Feasting on Sancocho before Night Falls a Meditation
Nelly Rosario

Setting the table with G.G. Márquez

On the one-year anniversary of his 1982 Nobel Prize in Literature, Gabriel García Márquez had a single obsession: to celebrate with a sancocho stew at the edge of a river in his Colombian native village of Aracataca (Galván, par. 2). One can't help but ask, why so humble a meal for so world-class an achievement?

Solitude and sancocho are polar opposites. Cooking and consuming in complete solitude a dish as communal and integrative as sancocho borders on the sociopathic. Who better to crave sancocho, then, than the author of One Hundred Years of Solitude? This meat-and-vegetable stew—embodiment of abundance, celebration, and communion—is antidote to the solitude writ large addressed by Márquez in his Nobel Lecture "The Solitude of Latin America":

[Latin Americans] have had to ask but little of imagination, for our crucial problem has been a lack of conventional means to render our lives believable. This, my friends, is the crux of our solitude (par. 6). Why is the originality so readily granted us in literature so mistrustfully denied us in our difficult attempts at social change (par. 9)? [W]e, the inventors of tales [. . .] will believe anything, feel entitled to believe that it is not yet too late to engage in the creation of the opposite utopia.

> Exercise set
**1.** In the essay on Márquez and sancocho, begin at the words "On the one-year" and stop after "world-class an achievement?", writing that stretch out again with "river" substituted by "lake".
**2.** Answer these questions using the essay on Márquez and sancocho:
(a) In what year did Gabriel García Márquez receive the Nobel Prize in Literature?
(b) What was the title of his Nobel Lecture?
(c) In which village did he want to celebrate with a sancocho stew?
**3.** Carry on the essay on Márquez and sancocho from the point where it stops.

(Stored data entries)
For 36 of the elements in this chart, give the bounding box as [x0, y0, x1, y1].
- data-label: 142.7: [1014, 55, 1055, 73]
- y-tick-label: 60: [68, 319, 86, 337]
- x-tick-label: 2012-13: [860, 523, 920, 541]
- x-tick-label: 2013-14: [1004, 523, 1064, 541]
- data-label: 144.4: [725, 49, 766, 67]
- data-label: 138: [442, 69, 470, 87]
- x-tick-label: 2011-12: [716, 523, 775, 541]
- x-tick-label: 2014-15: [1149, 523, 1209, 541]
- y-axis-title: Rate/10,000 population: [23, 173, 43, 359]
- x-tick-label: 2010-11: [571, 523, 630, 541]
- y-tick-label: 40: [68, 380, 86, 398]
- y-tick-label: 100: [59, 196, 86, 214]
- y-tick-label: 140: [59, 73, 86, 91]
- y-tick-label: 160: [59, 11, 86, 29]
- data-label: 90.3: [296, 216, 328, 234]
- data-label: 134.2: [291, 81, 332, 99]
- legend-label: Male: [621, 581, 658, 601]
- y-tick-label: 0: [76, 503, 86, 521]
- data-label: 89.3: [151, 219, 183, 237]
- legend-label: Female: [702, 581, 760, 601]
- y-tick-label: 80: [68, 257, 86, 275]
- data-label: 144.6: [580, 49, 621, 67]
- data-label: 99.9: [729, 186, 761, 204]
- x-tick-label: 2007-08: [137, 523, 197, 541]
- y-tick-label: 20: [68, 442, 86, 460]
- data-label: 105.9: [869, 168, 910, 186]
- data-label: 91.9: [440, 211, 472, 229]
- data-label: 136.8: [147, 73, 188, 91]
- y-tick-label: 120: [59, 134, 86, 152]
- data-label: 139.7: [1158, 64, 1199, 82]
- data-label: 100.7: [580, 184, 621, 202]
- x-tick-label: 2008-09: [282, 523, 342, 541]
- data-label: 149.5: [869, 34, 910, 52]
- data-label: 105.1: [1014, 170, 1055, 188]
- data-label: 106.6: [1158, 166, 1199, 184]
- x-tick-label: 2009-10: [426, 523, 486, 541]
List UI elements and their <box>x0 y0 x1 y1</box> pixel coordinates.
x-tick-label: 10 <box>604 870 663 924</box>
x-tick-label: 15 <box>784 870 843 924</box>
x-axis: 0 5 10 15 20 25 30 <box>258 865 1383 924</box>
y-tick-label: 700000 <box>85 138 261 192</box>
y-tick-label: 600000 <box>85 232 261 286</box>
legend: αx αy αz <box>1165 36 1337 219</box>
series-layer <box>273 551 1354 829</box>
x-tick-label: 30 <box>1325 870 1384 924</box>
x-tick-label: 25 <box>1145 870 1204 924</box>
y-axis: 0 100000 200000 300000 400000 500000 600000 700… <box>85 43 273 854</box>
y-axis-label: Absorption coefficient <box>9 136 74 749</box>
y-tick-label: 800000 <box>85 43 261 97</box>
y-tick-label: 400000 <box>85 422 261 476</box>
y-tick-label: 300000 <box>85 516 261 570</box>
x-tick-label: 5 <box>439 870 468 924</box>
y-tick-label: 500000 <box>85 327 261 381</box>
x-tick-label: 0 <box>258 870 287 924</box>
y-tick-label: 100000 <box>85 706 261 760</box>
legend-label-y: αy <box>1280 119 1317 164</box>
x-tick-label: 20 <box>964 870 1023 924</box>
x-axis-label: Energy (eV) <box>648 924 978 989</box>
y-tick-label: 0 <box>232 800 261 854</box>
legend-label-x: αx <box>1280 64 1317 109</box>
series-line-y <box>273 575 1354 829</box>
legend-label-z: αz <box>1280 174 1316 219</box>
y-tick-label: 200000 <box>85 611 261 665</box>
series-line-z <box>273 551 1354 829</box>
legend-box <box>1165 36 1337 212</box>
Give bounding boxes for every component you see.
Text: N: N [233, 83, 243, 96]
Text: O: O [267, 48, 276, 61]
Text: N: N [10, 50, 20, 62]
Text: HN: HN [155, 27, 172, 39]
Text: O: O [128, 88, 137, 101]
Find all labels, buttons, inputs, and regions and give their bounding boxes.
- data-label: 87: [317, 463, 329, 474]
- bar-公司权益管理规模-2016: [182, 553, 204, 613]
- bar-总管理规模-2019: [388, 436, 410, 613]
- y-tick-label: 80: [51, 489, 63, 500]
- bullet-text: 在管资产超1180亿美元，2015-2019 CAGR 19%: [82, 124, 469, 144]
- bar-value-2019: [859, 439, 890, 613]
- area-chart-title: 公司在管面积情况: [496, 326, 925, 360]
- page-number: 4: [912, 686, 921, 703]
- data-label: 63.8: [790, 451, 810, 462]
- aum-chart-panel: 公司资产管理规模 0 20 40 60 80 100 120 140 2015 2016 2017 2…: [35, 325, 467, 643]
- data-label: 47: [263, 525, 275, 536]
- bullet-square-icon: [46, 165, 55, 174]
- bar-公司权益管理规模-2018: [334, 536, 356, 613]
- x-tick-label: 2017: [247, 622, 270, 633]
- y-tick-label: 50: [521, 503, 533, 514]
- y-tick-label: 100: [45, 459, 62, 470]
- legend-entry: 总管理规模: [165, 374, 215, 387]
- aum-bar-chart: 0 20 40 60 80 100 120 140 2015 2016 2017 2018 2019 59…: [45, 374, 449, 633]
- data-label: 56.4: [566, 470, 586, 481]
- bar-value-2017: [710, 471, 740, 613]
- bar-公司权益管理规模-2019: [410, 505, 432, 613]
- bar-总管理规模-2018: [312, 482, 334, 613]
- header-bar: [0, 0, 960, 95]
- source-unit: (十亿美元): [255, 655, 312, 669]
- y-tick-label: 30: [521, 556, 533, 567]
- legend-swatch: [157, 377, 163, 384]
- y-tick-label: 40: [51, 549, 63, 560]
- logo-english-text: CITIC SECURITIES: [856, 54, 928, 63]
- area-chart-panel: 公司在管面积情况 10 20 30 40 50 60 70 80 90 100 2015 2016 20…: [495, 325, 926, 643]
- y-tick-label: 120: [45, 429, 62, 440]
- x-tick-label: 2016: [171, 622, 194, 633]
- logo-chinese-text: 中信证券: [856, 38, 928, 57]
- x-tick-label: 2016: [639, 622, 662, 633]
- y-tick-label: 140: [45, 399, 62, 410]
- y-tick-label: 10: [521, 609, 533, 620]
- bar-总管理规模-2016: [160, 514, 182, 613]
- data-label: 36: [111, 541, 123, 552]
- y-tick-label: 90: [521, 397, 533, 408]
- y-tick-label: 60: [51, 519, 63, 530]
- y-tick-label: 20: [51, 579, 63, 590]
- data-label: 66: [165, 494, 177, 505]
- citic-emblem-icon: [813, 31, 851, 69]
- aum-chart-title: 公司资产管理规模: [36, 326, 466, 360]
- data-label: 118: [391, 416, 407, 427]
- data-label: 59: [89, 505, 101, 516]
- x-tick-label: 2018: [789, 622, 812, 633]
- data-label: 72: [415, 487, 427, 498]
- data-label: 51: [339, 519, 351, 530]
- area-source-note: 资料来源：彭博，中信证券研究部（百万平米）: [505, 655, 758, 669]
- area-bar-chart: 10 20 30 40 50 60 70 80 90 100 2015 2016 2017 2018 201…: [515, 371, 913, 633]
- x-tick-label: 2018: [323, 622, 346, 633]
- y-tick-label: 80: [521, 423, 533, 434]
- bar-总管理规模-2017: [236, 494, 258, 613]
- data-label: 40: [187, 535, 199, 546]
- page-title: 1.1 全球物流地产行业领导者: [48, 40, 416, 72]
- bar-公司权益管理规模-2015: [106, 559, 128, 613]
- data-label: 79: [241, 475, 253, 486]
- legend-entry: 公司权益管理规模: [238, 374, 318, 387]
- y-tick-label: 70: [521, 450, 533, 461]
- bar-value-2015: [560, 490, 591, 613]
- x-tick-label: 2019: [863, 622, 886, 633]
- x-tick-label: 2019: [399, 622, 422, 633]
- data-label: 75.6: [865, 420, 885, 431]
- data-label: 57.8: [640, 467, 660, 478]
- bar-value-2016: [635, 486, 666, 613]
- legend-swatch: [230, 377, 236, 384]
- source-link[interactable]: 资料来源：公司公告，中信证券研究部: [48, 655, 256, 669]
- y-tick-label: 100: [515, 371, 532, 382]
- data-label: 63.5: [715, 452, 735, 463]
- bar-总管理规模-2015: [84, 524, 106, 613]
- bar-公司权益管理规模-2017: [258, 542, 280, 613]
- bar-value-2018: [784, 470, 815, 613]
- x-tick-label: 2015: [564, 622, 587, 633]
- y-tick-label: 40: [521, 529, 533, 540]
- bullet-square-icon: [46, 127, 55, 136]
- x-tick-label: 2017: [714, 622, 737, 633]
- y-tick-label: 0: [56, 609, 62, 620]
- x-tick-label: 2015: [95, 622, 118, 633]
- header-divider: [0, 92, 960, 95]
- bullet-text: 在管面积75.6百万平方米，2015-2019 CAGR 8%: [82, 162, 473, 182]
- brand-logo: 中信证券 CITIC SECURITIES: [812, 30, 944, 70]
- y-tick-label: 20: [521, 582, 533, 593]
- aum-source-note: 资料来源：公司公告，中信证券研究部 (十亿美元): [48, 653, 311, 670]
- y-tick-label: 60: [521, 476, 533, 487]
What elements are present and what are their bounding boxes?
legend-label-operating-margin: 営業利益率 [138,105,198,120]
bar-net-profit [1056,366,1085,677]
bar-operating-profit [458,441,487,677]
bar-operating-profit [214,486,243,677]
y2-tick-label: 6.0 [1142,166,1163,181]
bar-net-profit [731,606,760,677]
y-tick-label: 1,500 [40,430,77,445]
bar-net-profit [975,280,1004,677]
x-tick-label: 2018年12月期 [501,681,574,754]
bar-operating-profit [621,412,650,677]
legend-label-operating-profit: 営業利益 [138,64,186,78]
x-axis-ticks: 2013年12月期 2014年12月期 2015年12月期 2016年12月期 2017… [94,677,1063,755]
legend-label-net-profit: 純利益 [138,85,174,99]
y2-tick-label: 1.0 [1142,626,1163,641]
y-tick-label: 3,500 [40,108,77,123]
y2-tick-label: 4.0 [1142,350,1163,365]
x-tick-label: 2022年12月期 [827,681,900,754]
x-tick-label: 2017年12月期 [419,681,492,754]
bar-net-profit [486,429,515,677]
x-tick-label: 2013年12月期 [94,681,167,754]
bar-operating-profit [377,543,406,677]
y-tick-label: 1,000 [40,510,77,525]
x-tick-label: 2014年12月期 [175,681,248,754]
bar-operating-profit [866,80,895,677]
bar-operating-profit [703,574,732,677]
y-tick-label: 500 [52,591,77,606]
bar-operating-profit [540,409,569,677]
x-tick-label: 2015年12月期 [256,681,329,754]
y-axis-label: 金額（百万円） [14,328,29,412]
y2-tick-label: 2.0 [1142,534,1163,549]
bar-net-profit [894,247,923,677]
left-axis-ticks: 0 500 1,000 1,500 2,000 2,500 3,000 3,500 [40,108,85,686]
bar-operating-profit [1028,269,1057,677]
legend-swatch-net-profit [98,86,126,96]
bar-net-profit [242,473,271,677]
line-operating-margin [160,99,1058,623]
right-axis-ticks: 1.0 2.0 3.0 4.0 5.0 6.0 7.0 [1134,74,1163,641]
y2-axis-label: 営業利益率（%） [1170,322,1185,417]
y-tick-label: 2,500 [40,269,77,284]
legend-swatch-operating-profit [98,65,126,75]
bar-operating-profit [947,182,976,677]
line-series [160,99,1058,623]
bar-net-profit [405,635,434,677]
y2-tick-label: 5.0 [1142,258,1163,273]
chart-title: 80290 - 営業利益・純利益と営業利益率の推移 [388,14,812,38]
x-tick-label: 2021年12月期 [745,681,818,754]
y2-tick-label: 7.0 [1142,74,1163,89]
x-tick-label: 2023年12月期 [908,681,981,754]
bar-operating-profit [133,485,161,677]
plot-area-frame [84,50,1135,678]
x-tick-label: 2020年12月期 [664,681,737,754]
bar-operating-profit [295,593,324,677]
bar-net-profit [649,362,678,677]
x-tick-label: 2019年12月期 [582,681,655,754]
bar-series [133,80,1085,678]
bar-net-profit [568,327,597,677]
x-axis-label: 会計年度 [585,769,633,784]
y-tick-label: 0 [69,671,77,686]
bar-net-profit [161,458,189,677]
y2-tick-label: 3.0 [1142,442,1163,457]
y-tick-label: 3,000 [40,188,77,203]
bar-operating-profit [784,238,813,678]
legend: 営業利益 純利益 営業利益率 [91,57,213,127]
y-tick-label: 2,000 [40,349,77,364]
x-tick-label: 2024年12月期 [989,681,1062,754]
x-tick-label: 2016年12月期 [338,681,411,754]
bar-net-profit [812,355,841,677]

> Answers to each task
**1.**
On the one-year anniversary of his 1982 Nobel Prize in Literature, Gabriel García Márquez had a single obsession: to celebrate with a sancocho stew at the edge of a lake in his Colombian native village of Aracataca (Galván, par. 2). One can't help but ask, why so humble a meal for so world-class an achievement?

**2.**
(a) 1982
(b) "The Solitude of Latin America"
(c) Aracataca, his Colombian native village

**3.**
(par. 11)

I'll dare entitle myself to believe, Márquez, that the preparation and sharing of sancocho is our attempt at utopia, albeit writ small in the boiling cauldron of a war-torn world. A pot of sancocho functions as an anti-bomb, a weapon of mass attraction that sets the American concept of nuclear family in a radically different context. A pot of sancocho serves up the reverse of violence, of solitude, and of all other divisive forces. Hyperbole, maybe, but hyperbole's a Dominican trademark; our general willingness to suspend disbelief is symptomatic of a political history worthy of a traveling circus. I'll indulge.

The history of sancocho, also Spanish for "pig slop," is all about raising the least to the most, the ordinary to the extraordinary, and—for good Márquezian measure—the earth to the heavens. Call us alchemists. The African Diaspora's always done what it could with what it's had, transmuting base metals into gold. We've turned table scraps into feasts, curd into cheese, sour grapes into wine, lemons into lemonade. It's hard work, disarming [End Page 259] bombs. And we season our efforts well. It's how Dominicans have alchemized into a national dish the hodge-podge stew also enjoyed throughout Latin America and the Caribbean. (In Colombia a1 nd in Cuba, sancocho is also known as ajiaco.) Proudly we hold up humble bowls, as an expression of identity, abundance, celebration, and communion. Visit us. Let's celebrate. We'll regale you with a well-seasoned sancocho.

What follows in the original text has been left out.